Structured figure records

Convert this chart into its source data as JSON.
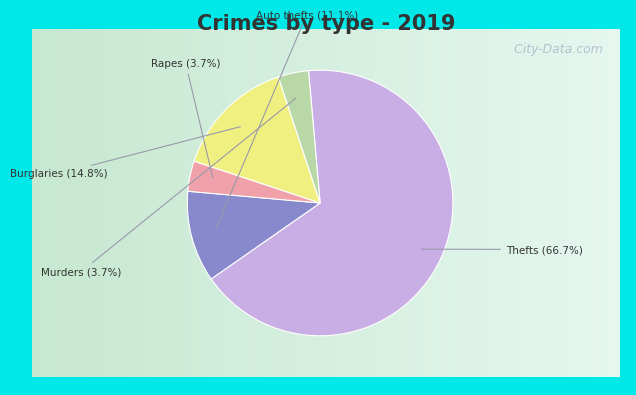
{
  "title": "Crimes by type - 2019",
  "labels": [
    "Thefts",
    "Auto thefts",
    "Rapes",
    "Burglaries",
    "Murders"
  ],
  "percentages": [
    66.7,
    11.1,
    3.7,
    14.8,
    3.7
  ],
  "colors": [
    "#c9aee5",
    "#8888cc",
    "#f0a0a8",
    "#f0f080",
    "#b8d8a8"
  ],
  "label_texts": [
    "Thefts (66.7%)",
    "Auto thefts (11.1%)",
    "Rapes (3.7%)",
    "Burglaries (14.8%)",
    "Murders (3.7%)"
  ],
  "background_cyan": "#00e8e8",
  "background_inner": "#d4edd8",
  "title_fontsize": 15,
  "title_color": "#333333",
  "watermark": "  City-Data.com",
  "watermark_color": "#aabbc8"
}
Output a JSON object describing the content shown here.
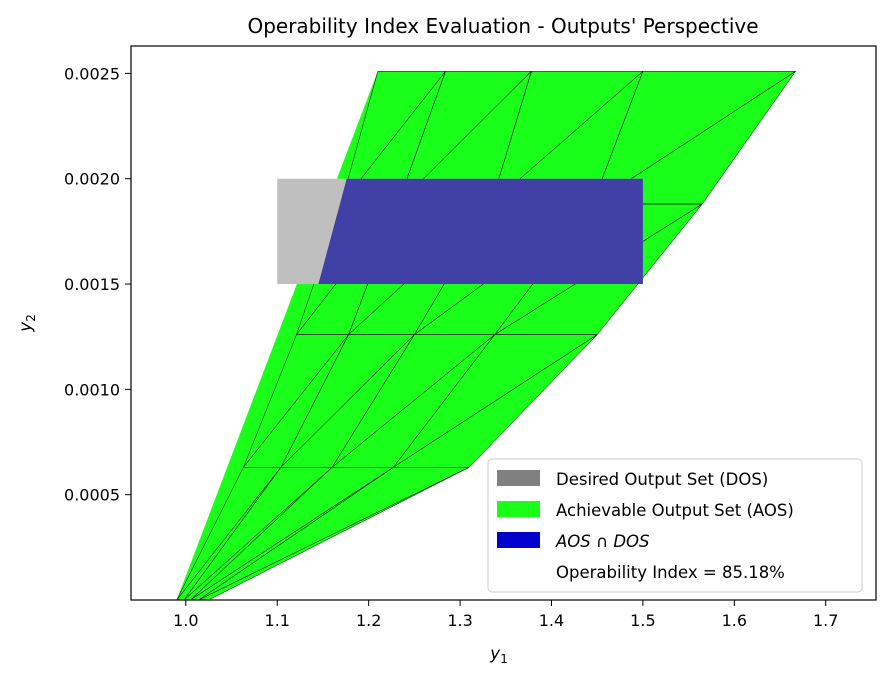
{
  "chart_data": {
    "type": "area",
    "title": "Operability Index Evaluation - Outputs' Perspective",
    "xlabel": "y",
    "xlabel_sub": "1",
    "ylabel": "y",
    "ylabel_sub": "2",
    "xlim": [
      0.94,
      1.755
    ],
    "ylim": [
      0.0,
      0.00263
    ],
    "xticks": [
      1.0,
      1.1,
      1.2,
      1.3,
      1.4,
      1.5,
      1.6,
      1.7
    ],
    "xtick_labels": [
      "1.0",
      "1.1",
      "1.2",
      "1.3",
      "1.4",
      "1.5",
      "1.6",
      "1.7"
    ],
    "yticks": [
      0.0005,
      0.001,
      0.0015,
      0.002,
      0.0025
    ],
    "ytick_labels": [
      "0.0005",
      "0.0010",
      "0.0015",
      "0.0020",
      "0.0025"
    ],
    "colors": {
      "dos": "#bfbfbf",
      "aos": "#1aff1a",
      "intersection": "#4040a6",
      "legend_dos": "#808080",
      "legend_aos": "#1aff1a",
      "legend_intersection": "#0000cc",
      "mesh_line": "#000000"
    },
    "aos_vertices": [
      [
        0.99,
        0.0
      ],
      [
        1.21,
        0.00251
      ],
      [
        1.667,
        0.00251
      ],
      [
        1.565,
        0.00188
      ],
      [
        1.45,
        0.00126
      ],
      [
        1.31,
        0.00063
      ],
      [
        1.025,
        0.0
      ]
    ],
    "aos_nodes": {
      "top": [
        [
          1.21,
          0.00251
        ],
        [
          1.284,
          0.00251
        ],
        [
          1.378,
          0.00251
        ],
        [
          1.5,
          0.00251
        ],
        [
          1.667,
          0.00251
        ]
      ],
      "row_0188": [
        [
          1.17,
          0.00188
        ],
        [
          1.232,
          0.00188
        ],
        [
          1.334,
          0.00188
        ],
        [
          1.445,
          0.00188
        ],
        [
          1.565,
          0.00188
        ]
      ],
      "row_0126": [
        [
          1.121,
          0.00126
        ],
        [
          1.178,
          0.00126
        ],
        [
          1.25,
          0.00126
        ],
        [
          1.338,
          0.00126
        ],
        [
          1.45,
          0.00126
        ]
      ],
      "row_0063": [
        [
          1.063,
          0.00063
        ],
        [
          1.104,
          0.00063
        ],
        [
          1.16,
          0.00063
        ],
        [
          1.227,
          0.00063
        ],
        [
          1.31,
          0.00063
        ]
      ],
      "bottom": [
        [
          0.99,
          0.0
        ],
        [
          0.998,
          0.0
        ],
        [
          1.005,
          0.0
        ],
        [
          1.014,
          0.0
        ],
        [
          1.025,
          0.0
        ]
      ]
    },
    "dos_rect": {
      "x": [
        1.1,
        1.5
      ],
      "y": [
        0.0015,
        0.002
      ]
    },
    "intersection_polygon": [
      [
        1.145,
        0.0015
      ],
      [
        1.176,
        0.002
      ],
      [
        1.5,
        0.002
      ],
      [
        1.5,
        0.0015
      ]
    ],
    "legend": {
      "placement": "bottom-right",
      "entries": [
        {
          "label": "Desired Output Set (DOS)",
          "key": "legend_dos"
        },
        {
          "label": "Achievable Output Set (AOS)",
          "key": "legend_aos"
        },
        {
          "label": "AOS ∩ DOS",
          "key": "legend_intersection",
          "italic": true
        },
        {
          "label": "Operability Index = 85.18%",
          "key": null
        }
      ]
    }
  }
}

**Prompt**. Pull out each line holding the string "Operability".

**Expected answer**.
    "title": "Operability Index Evaluation - Outputs' Perspective",
          "label": "Operability Index = 85.18%",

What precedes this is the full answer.